Directions for this task> Count lines holding the string "जनरल" in the data that follows. Reply with one number only.

++++++++++++++++++++

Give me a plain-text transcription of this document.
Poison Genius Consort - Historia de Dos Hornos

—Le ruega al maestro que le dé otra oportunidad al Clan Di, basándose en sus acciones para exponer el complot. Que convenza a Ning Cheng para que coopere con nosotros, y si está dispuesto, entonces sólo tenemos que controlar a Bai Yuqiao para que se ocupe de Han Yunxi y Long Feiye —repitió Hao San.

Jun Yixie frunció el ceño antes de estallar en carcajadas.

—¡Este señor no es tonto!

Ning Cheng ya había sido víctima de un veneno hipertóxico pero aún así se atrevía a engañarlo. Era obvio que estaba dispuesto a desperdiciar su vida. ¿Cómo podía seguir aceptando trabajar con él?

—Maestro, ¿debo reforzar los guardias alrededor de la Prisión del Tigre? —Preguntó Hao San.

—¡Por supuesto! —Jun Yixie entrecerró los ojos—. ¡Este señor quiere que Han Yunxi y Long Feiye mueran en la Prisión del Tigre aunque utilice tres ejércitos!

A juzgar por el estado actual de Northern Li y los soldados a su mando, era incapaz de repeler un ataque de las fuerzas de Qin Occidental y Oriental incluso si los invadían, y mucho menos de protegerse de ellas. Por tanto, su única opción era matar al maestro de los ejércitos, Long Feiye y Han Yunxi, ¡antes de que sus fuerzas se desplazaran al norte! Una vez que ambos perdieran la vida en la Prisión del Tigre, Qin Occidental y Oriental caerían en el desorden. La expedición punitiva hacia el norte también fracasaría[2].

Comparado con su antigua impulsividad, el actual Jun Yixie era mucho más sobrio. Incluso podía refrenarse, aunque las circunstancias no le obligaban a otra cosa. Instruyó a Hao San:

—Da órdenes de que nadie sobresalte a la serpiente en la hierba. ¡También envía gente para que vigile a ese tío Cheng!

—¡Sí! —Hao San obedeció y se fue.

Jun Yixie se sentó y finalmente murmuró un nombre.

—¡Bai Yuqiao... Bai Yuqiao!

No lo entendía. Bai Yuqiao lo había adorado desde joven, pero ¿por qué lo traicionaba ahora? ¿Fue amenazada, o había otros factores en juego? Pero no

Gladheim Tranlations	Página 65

++++++++++++++++++++

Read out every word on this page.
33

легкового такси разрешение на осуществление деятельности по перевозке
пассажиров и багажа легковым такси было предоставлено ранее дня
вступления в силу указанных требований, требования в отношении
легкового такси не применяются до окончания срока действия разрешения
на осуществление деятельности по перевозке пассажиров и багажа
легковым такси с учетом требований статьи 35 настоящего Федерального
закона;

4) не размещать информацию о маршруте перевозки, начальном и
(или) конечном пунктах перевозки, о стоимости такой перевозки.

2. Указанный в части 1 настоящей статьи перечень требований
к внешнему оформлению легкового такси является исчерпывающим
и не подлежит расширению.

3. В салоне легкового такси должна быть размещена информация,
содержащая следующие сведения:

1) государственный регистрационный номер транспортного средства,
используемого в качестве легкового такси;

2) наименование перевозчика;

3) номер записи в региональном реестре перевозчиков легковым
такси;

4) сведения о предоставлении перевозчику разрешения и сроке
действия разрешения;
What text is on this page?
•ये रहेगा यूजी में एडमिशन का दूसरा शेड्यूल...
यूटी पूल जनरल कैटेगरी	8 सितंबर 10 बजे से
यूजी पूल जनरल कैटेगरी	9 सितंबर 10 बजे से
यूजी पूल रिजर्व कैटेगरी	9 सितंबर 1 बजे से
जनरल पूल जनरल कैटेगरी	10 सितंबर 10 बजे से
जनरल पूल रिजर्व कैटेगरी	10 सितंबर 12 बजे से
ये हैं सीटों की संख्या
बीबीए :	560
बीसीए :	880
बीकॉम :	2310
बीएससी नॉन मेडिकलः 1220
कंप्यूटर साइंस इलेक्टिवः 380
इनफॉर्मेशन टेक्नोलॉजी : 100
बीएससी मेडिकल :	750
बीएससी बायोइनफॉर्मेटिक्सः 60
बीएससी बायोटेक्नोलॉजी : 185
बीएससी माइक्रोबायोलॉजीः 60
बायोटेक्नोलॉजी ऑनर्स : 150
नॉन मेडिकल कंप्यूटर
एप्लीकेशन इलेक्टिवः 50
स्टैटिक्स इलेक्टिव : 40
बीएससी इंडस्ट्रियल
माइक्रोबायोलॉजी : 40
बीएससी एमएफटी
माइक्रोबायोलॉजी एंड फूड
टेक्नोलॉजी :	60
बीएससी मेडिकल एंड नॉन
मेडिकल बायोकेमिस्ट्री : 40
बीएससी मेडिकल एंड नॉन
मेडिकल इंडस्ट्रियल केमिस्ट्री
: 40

++++++++++++++++++++

Exercise output> 4